→ **課題一覧**:
**A.** 本文の「とりわけ『夢の棲む街』におけ」から「こにも行きはしませぬ。(8)」までを、一字一句そのまま書き写しなさい。
**B.** 本文で、舞踏は「どこにも行きはしませぬ」と述べられている。その理由を、歩行との違いにふれながら説明しなさい。
======== 本文 ========
とりわけ『夢の棲む街』における「薔薇色の脚」たちの舞踏、「コトバ」を吹き込まれたり、抜き取られたりする脚たちの舞踏が「言葉を超えて美しく」と言葉によって表現されることは、ヴァレリーによる、散文を歩行に、韻文を舞踏になぞらえる比喩を思わせる。
散文から詩への、言葉から歌への、歩行から舞踏への推移。――同時に行為であり夢であるこの瞬間。(7)
歩行は散文と同じく常に明確な一対象を有します。それはある対照に向って進められる一行為であり、われわれの目的はその対象に辿り着くに在ります。
(中略)
舞踏と言えば全く別物です。それはいかにも一行為体系には違いないが、しかしそれらの行為自体のうちに己が窮極を有するものであります。舞踏はどこにも行きはしませぬ。(8)
======== データ ========
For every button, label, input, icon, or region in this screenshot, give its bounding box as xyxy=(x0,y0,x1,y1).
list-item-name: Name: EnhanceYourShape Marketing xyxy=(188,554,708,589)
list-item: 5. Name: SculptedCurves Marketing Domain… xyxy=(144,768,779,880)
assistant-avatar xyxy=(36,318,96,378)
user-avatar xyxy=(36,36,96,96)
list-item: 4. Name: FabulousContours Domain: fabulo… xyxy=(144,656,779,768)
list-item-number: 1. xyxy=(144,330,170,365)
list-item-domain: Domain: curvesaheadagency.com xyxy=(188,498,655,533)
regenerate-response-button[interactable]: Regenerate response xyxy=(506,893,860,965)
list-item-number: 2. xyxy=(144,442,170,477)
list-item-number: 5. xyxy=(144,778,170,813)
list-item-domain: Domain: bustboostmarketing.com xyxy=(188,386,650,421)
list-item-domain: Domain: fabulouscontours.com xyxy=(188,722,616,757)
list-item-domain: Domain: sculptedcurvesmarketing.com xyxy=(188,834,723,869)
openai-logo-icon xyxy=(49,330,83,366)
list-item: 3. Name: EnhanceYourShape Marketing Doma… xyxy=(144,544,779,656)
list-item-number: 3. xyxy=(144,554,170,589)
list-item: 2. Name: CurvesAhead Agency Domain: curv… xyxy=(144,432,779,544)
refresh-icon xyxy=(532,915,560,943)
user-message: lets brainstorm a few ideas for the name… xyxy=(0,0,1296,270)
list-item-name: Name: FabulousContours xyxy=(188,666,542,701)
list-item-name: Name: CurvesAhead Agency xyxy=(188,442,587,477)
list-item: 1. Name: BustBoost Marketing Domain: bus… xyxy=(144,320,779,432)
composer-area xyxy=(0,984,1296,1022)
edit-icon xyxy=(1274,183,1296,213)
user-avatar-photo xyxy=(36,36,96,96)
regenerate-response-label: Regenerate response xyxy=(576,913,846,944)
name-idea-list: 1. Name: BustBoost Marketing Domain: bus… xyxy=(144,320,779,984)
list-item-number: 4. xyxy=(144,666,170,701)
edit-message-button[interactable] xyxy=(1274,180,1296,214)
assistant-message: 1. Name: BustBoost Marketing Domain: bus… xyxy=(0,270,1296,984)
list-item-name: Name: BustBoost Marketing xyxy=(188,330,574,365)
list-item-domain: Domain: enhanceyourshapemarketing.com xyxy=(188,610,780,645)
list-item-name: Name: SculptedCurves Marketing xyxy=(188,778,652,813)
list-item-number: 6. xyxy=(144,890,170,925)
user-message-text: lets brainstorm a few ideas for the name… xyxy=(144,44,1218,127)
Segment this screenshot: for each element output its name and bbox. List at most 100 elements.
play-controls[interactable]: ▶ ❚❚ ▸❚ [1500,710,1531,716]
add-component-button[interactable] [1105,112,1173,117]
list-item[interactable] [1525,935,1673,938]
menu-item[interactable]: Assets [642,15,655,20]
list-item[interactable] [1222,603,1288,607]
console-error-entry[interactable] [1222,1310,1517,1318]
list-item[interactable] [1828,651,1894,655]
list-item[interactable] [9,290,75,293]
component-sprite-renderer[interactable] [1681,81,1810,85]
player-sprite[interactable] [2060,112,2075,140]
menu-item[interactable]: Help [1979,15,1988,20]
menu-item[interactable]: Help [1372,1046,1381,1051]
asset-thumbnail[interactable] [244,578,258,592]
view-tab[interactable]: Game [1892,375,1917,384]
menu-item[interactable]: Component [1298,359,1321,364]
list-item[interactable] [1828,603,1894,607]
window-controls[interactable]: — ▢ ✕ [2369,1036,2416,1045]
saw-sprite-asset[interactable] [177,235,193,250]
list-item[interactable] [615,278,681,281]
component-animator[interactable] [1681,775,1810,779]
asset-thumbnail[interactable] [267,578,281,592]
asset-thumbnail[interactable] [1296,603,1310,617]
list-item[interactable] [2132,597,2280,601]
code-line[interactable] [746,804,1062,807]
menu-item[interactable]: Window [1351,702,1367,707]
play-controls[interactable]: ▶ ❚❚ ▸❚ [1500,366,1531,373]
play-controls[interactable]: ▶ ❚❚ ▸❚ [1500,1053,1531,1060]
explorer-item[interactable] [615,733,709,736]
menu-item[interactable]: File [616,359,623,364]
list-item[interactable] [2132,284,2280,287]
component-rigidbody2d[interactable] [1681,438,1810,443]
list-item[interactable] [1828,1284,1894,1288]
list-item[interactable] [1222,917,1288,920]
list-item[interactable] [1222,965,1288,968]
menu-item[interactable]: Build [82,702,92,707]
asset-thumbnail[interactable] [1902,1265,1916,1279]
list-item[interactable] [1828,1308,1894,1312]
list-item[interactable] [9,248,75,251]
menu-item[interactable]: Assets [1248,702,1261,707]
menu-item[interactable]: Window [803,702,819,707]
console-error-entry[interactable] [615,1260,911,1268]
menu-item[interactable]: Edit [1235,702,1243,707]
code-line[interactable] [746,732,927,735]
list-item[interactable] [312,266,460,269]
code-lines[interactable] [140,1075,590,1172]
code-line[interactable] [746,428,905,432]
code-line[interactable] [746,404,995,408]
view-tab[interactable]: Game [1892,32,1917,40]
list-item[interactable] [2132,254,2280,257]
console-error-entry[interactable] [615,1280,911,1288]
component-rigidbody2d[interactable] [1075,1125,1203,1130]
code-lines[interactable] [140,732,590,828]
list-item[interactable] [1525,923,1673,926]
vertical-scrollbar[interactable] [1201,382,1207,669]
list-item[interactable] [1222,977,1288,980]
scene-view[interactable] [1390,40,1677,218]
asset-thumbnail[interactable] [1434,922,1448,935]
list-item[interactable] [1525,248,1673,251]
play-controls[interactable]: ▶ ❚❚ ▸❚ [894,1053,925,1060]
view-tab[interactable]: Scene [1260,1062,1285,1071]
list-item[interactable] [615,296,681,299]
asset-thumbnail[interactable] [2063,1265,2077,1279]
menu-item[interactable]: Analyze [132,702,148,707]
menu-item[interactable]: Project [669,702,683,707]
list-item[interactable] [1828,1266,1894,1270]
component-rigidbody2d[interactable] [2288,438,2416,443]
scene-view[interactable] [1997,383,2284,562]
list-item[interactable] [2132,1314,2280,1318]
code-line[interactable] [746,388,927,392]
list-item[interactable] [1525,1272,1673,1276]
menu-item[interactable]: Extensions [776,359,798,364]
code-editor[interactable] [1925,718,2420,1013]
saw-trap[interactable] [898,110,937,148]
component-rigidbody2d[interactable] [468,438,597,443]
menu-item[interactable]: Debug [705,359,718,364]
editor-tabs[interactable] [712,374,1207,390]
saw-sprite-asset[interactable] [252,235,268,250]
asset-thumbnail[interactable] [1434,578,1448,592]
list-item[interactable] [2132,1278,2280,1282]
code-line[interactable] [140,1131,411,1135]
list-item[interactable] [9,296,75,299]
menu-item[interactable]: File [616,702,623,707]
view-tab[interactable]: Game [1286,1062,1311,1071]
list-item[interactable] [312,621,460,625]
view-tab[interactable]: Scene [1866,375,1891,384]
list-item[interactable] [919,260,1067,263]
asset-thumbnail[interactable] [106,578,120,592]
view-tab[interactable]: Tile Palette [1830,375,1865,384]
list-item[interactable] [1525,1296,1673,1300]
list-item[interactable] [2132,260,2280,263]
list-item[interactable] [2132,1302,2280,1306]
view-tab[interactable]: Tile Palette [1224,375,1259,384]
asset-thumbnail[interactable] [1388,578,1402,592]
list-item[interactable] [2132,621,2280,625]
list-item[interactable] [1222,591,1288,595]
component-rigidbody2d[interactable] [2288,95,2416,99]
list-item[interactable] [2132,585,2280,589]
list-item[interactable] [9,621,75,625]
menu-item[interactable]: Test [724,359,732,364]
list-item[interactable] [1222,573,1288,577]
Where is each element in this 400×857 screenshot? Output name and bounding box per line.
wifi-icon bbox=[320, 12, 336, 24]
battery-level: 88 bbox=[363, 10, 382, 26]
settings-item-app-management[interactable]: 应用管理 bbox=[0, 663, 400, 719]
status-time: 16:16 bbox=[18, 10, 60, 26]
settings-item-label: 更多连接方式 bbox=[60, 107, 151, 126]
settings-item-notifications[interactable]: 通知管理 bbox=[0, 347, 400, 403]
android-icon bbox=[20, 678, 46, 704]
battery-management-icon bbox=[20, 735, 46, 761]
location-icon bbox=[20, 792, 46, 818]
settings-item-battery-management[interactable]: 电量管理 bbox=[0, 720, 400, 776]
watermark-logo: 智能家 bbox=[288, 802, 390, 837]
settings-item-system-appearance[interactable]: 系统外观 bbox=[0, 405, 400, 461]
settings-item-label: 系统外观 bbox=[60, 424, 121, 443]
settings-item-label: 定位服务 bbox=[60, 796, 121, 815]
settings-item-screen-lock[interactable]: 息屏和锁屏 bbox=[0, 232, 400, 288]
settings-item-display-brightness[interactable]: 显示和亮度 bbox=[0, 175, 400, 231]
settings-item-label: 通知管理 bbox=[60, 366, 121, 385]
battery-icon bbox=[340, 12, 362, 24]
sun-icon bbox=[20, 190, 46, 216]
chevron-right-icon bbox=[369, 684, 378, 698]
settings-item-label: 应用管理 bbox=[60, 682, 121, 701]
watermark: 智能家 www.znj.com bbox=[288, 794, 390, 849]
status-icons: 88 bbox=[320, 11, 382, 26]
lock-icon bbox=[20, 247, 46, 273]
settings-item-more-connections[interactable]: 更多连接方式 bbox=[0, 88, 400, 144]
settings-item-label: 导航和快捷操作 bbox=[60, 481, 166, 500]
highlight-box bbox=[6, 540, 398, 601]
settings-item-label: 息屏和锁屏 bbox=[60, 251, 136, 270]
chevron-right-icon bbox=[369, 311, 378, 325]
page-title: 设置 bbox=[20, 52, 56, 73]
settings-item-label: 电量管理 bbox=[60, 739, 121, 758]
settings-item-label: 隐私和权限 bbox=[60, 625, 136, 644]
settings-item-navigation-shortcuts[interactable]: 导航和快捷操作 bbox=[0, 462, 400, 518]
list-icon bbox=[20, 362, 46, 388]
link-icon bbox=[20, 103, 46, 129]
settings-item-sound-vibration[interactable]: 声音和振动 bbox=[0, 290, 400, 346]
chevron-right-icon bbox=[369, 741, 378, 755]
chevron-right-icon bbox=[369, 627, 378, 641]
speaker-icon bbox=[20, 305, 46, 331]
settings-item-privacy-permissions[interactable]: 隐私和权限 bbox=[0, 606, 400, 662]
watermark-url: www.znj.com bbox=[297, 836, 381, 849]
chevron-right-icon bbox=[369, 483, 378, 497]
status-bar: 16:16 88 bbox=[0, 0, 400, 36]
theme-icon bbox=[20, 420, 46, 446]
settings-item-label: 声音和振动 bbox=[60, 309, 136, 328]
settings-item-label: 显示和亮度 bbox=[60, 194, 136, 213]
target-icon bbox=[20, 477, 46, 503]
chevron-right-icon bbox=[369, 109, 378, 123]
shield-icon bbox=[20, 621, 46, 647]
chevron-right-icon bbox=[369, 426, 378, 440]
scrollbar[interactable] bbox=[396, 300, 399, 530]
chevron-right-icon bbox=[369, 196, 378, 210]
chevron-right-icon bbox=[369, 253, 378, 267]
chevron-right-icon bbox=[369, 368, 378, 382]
========
→ **解答例**:
**A.**
とりわけ『夢の棲む街』における「薔薇色の脚」たちの舞踏、「コトバ」を吹き込まれたり、抜き取られたりする脚たちの舞踏が「言葉を超えて美しく」と言葉によって表現されることは、ヴァレリーによる、散文を歩行に、韻文を舞踏になぞらえる比喩を思わせる。
散文から詩への、言葉から歌への、歩行から舞踏への推移。――同時に行為であり夢であるこの瞬間。(7)
歩行は散文と同じく常に明確な一対象を有します。それはある対照に向って進められる一行為であり、われわれの目的はその対象に辿り着くに在ります。
(中略)
舞踏と言えば全く別物です。それはいかにも一行為体系には違いないが、しかしそれらの行為自体のうちに己が窮極を有するものであります。舞踏はどこにも行きはしませぬ。(8)

**B.** 歩行は散文と同じく常に明確な一対象をもち、その対象に辿り着くことを目的として進められる行為である。これに対して舞踏は、行為の体系ではあるが、それらの行為自体のうちに自らの窮極をもつ。そのため、舞踏はどこにも行かないのである。